** BEGIN RECORDS SHOWN **
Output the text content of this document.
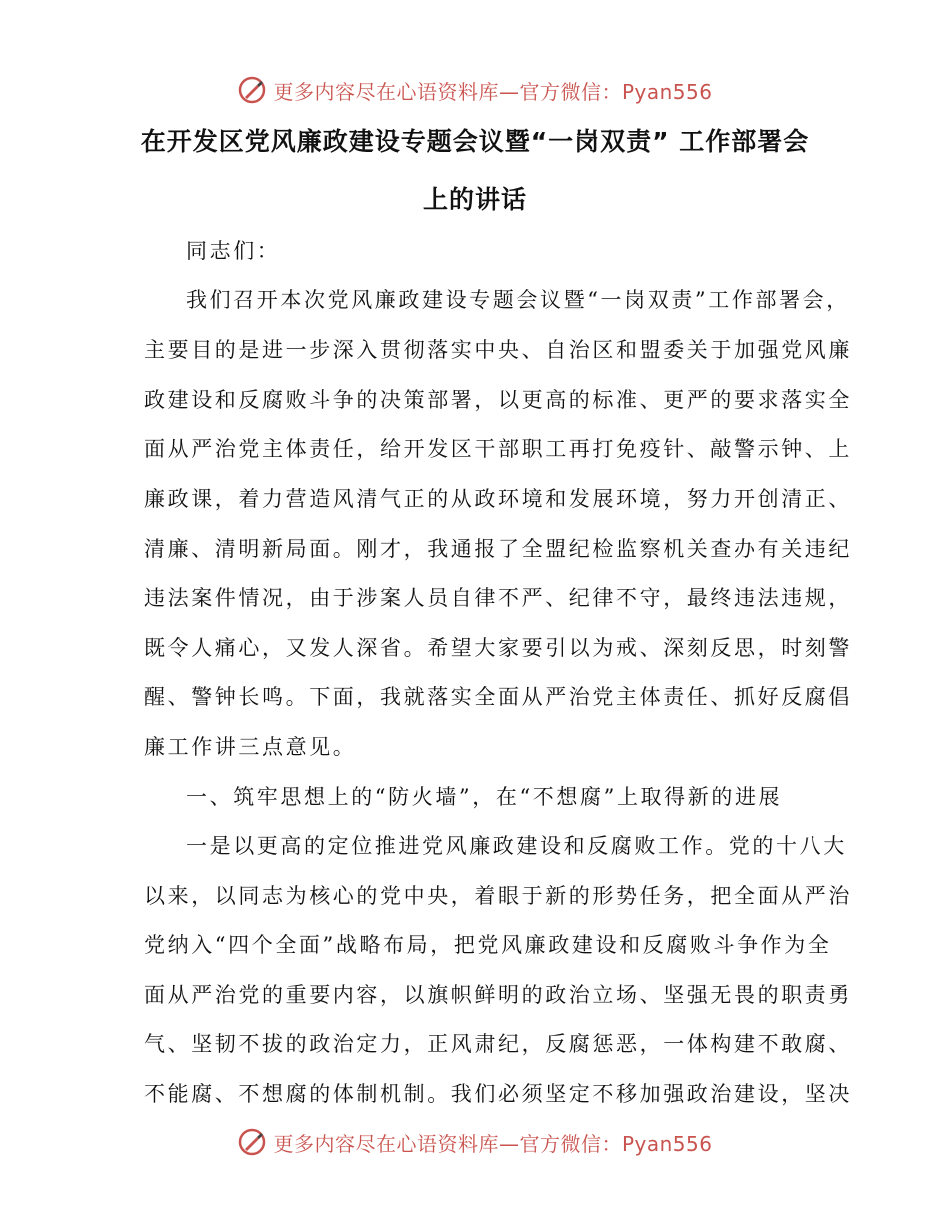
更多内容尽在心语资料库—官方微信：Pyan556
在开发区党风廉政建设专题会议暨“一岗双责” 工作部署会
上的讲话
同志们：
我们召开本次党风廉政建设专题会议暨“一岗双责”工作部署会，
主要目的是进一步深入贯彻落实中央、自治区和盟委关于加强党风廉
政建设和反腐败斗争的决策部署，以更高的标准、更严的要求落实全
面从严治党主体责任，给开发区干部职工再打免疫针、敲警示钟、上
廉政课，着力营造风清气正的从政环境和发展环境，努力开创清正、
清廉、清明新局面。刚才，我通报了全盟纪检监察机关查办有关违纪
违法案件情况，由于涉案人员自律不严、纪律不守，最终违法违规，
既令人痛心，又发人深省。希望大家要引以为戒、深刻反思，时刻警
醒、警钟长鸣。下面，我就落实全面从严治党主体责任、抓好反腐倡
廉工作讲三点意见。
一、筑牢思想上的“防火墙”，在“不想腐”上取得新的进展
一是以更高的定位推进党风廉政建设和反腐败工作。党的十八大
以来，以同志为核心的党中央，着眼于新的形势任务，把全面从严治
党纳入“四个全面”战略布局，把党风廉政建设和反腐败斗争作为全
面从严治党的重要内容，以旗帜鲜明的政治立场、坚强无畏的职责勇
气、坚韧不拔的政治定力，正风肃纪，反腐惩恶，一体构建不敢腐、
不能腐、不想腐的体制机制。我们必须坚定不移加强政治建设，坚决
更多内容尽在心语资料库—官方微信：Pyan556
** END RECORDS SHOWN **
PROBLEM TO WORK ON: Look through the records and gather each line with the word "一岗双责".

REPLY:
在开发区党风廉政建设专题会议暨“一岗双责” 工作部署会
我们召开本次党风廉政建设专题会议暨“一岗双责”工作部署会，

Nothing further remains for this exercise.